TASK DETAILS> Produce an exact transcription of the listing below, omitting the pictures.

━━━━━ DATA TO USE

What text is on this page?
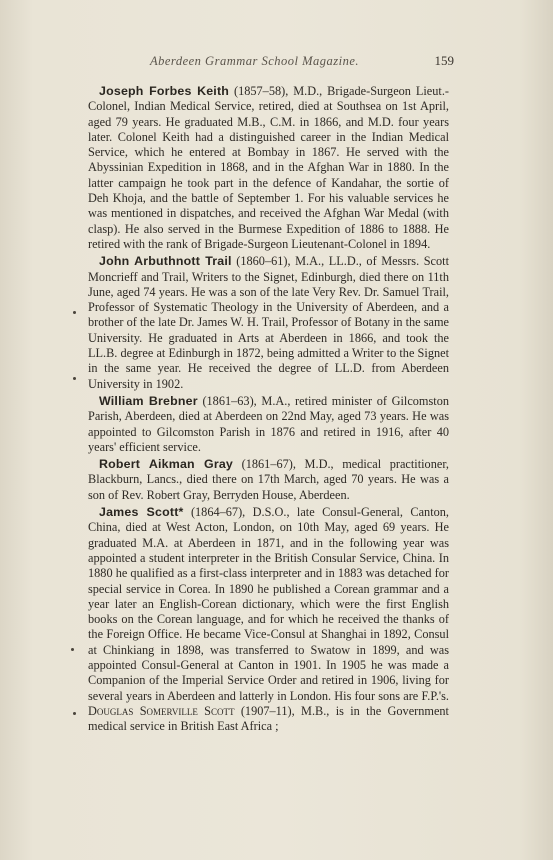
Aberdeen Grammar School Magazine.	159

Joseph Forbes Keith (1857–58), M.D., Brigade-Surgeon Lieut.-Colonel, Indian Medical Service, retired, died at Southsea on 1st April, aged 79 years. He graduated M.B., C.M. in 1866, and M.D. four years later. Colonel Keith had a distinguished career in the Indian Medical Service, which he entered at Bombay in 1867. He served with the Abyssinian Expedition in 1868, and in the Afghan War in 1880. In the latter campaign he took part in the defence of Kandahar, the sortie of Deh Khoja, and the battle of September 1. For his valuable services he was mentioned in dispatches, and received the Afghan War Medal (with clasp). He also served in the Burmese Expedition of 1886 to 1888. He retired with the rank of Brigade-Surgeon Lieutenant-Colonel in 1894.

John Arbuthnott Trail (1860–61), M.A., LL.D., of Messrs. Scott Moncrieff and Trail, Writers to the Signet, Edinburgh, died there on 11th June, aged 74 years. He was a son of the late Very Rev. Dr. Samuel Trail, Professor of Systematic Theology in the University of Aberdeen, and a brother of the late Dr. James W. H. Trail, Professor of Botany in the same University. He graduated in Arts at Aberdeen in 1866, and took the LL.B. degree at Edinburgh in 1872, being admitted a Writer to the Signet in the same year. He received the degree of LL.D. from Aberdeen University in 1902.

William Brebner (1861–63), M.A., retired minister of Gilcomston Parish, Aberdeen, died at Aberdeen on 22nd May, aged 73 years. He was appointed to Gilcomston Parish in 1876 and retired in 1916, after 40 years' efficient service.

Robert Aikman Gray (1861–67), M.D., medical practitioner, Blackburn, Lancs., died there on 17th March, aged 70 years. He was a son of Rev. Robert Gray, Berryden House, Aberdeen.

James Scott* (1864–67), D.S.O., late Consul-General, Canton, China, died at West Acton, London, on 10th May, aged 69 years. He graduated M.A. at Aberdeen in 1871, and in the following year was appointed a student interpreter in the British Consular Service, China. In 1880 he qualified as a first-class interpreter and in 1883 was detached for special service in Corea. In 1890 he published a Corean grammar and a year later an English-Corean dictionary, which were the first English books on the Corean language, and for which he received the thanks of the Foreign Office. He became Vice-Consul at Shanghai in 1892, Consul at Chinkiang in 1898, was transferred to Swatow in 1899, and was appointed Consul-General at Canton in 1901. In 1905 he was made a Companion of the Imperial Service Order and retired in 1906, living for several years in Aberdeen and latterly in London. His four sons are F.P.'s. Douglas Somerville Scott (1907–11), M.B., is in the Government medical service in British East Africa ;
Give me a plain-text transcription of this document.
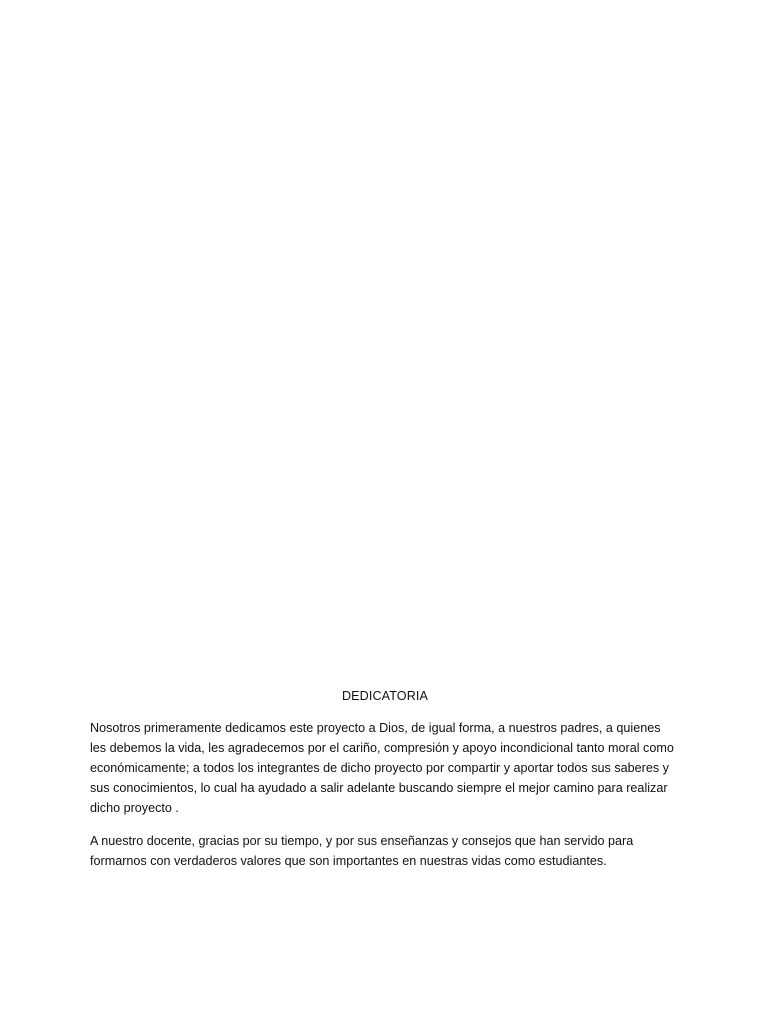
DEDICATORIA

Nosotros primeramente dedicamos este proyecto a Dios, de igual forma, a nuestros padres, a quienes les debemos la vida, les agradecemos por el cariño, compresión y apoyo incondicional tanto moral como económicamente; a todos los integrantes de dicho proyecto por compartir y aportar todos sus saberes y sus conocimientos, lo cual ha ayudado a salir adelante buscando siempre el mejor camino para realizar dicho proyecto .

A nuestro docente, gracias por su tiempo, y por sus enseñanzas y consejos que han servido para formarnos con verdaderos valores que son importantes en nuestras vidas como estudiantes.
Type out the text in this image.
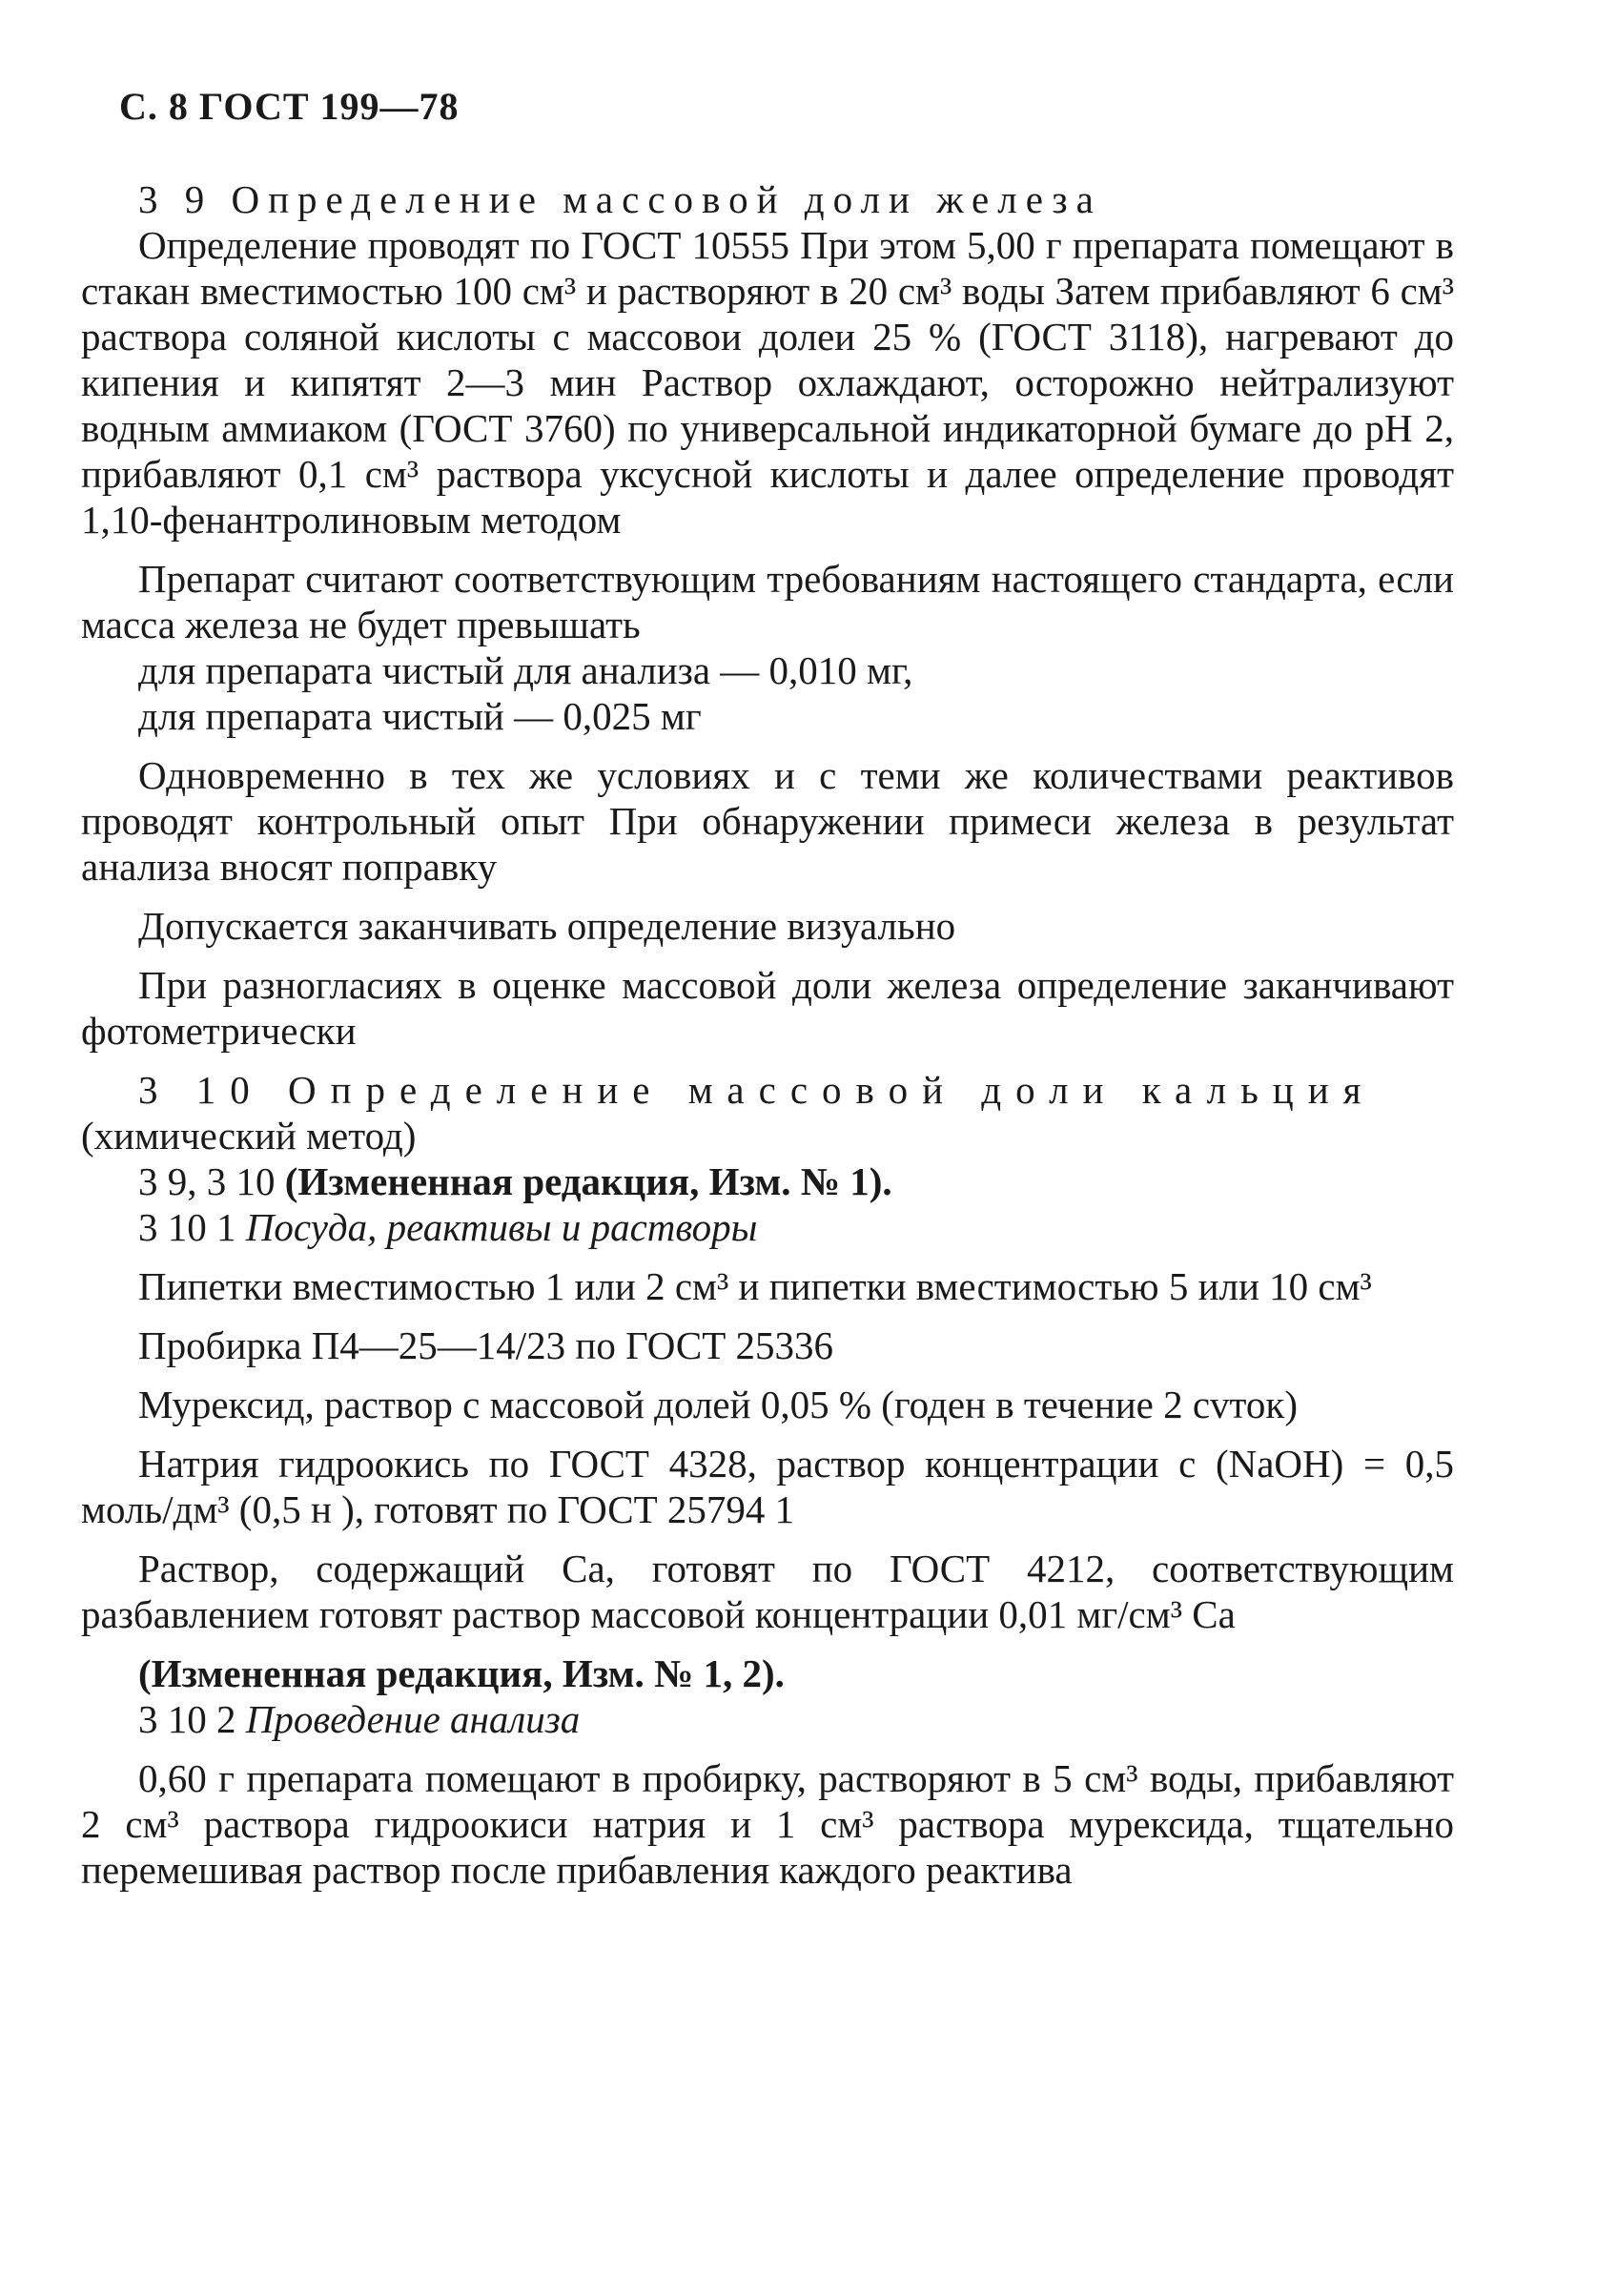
С. 8 ГОСТ 199—78
3 9 Определение массовой доли железа
Определение проводят по ГОСТ 10555 При этом 5,00 г препарата помещают в стакан вместимостью 100 см³ и растворяют в 20 см³ воды Затем прибавляют 6 см³ раствора соляной кислоты с массовои долеи 25 % (ГОСТ 3118), нагревают до кипения и кипятят 2—3 мин Раствор охлаждают, осторожно нейтрализуют водным аммиаком (ГОСТ 3760) по универсальной индикаторной бумаге до рН 2, прибавляют 0,1 см³ раствора уксусной кислоты и далее определение проводят 1,10-фенантролиновым методом
Препарат считают соответствующим требованиям настоящего стандарта, если масса железа не будет превышать
для препарата чистый для анализа — 0,010 мг,
для препарата чистый — 0,025 мг
Одновременно в тех же условиях и с теми же количествами реактивов проводят контрольный опыт При обнаружении примеси железа в результат анализа вносят поправку
Допускается заканчивать определение визуально
При разногласиях в оценке массовой доли железа определение заканчивают фотометрически
3 10 Определение массовой доли кальция
(химический метод)
3 9, 3 10 (Измененная редакция, Изм. № 1).
3 10 1 Посуда, реактивы и растворы
Пипетки вместимостью 1 или 2 см³ и пипетки вместимостью 5 или 10 см³
Пробирка П4—25—14/23 по ГОСТ 25336
Мурексид, раствор с массовой долей 0,05 % (годен в течение 2 сvток)
Натрия гидроокись по ГОСТ 4328, раствор концентрации с (NaOH) = 0,5 моль/дм³ (0,5 н ), готовят по ГОСТ 25794 1
Раствор, содержащий Са, готовят по ГОСТ 4212, соответствующим разбавлением готовят раствор массовой концентрации 0,01 мг/см³ Са
(Измененная редакция, Изм. № 1, 2).
3 10 2 Проведение анализа
0,60 г препарата помещают в пробирку, растворяют в 5 см³ воды, прибавляют 2 см³ раствора гидроокиси натрия и 1 см³ раствора мурексида, тщательно перемешивая раствор после прибавления каждого реактива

━━━━━━━━━━

SOLUTION FOR THIS TASK>
What text is on this page?
Aberdeen Grammar School Magazine.	159

Joseph Forbes Keith (1857–58), M.D., Brigade-Surgeon Lieut.-Colonel, Indian Medical Service, retired, died at Southsea on 1st April, aged 79 years. He graduated M.B., C.M. in 1866, and M.D. four years later. Colonel Keith had a distinguished career in the Indian Medical Service, which he entered at Bombay in 1867. He served with the Abyssinian Expedition in 1868, and in the Afghan War in 1880. In the latter campaign he took part in the defence of Kandahar, the sortie of Deh Khoja, and the battle of September 1. For his valuable services he was mentioned in dispatches, and received the Afghan War Medal (with clasp). He also served in the Burmese Expedition of 1886 to 1888. He retired with the rank of Brigade-Surgeon Lieutenant-Colonel in 1894.

John Arbuthnott Trail (1860–61), M.A., LL.D., of Messrs. Scott Moncrieff and Trail, Writers to the Signet, Edinburgh, died there on 11th June, aged 74 years. He was a son of the late Very Rev. Dr. Samuel Trail, Professor of Systematic Theology in the University of Aberdeen, and a brother of the late Dr. James W. H. Trail, Professor of Botany in the same University. He graduated in Arts at Aberdeen in 1866, and took the LL.B. degree at Edinburgh in 1872, being admitted a Writer to the Signet in the same year. He received the degree of LL.D. from Aberdeen University in 1902.

William Brebner (1861–63), M.A., retired minister of Gilcomston Parish, Aberdeen, died at Aberdeen on 22nd May, aged 73 years. He was appointed to Gilcomston Parish in 1876 and retired in 1916, after 40 years' efficient service.

Robert Aikman Gray (1861–67), M.D., medical practitioner, Blackburn, Lancs., died there on 17th March, aged 70 years. He was a son of Rev. Robert Gray, Berryden House, Aberdeen.

James Scott* (1864–67), D.S.O., late Consul-General, Canton, China, died at West Acton, London, on 10th May, aged 69 years. He graduated M.A. at Aberdeen in 1871, and in the following year was appointed a student interpreter in the British Consular Service, China. In 1880 he qualified as a first-class interpreter and in 1883 was detached for special service in Corea. In 1890 he published a Corean grammar and a year later an English-Corean dictionary, which were the first English books on the Corean language, and for which he received the thanks of the Foreign Office. He became Vice-Consul at Shanghai in 1892, Consul at Chinkiang in 1898, was transferred to Swatow in 1899, and was appointed Consul-General at Canton in 1901. In 1905 he was made a Companion of the Imperial Service Order and retired in 1906, living for several years in Aberdeen and latterly in London. His four sons are F.P.'s. Douglas Somerville Scott (1907–11), M.B., is in the Government medical service in British East Africa ;
Give me a plain-text transcription of this document.
DEDICATORIA

Nosotros primeramente dedicamos este proyecto a Dios, de igual forma, a nuestros padres, a quienes les debemos la vida, les agradecemos por el cariño, compresión y apoyo incondicional tanto moral como económicamente; a todos los integrantes de dicho proyecto por compartir y aportar todos sus saberes y sus conocimientos, lo cual ha ayudado a salir adelante buscando siempre el mejor camino para realizar dicho proyecto .

A nuestro docente, gracias por su tiempo, y por sus enseñanzas y consejos que han servido para formarnos con verdaderos valores que son importantes en nuestras vidas como estudiantes.
Type out the text in this image.
С. 8 ГОСТ 199—78
3 9 Определение массовой доли железа
Определение проводят по ГОСТ 10555 При этом 5,00 г препарата помещают в стакан вместимостью 100 см³ и растворяют в 20 см³ воды Затем прибавляют 6 см³ раствора соляной кислоты с массовои долеи 25 % (ГОСТ 3118), нагревают до кипения и кипятят 2—3 мин Раствор охлаждают, осторожно нейтрализуют водным аммиаком (ГОСТ 3760) по универсальной индикаторной бумаге до рН 2, прибавляют 0,1 см³ раствора уксусной кислоты и далее определение проводят 1,10-фенантролиновым методом
Препарат считают соответствующим требованиям настоящего стандарта, если масса железа не будет превышать
для препарата чистый для анализа — 0,010 мг,
для препарата чистый — 0,025 мг
Одновременно в тех же условиях и с теми же количествами реактивов проводят контрольный опыт При обнаружении примеси железа в результат анализа вносят поправку
Допускается заканчивать определение визуально
При разногласиях в оценке массовой доли железа определение заканчивают фотометрически
3 10 Определение массовой доли кальция
(химический метод)
3 9, 3 10 (Измененная редакция, Изм. № 1).
3 10 1 Посуда, реактивы и растворы
Пипетки вместимостью 1 или 2 см³ и пипетки вместимостью 5 или 10 см³
Пробирка П4—25—14/23 по ГОСТ 25336
Мурексид, раствор с массовой долей 0,05 % (годен в течение 2 сvток)
Натрия гидроокись по ГОСТ 4328, раствор концентрации с (NaOH) = 0,5 моль/дм³ (0,5 н ), готовят по ГОСТ 25794 1
Раствор, содержащий Са, готовят по ГОСТ 4212, соответствующим разбавлением готовят раствор массовой концентрации 0,01 мг/см³ Са
(Измененная редакция, Изм. № 1, 2).
3 10 2 Проведение анализа
0,60 г препарата помещают в пробирку, растворяют в 5 см³ воды, прибавляют 2 см³ раствора гидроокиси натрия и 1 см³ раствора мурексида, тщательно перемешивая раствор после прибавления каждого реактива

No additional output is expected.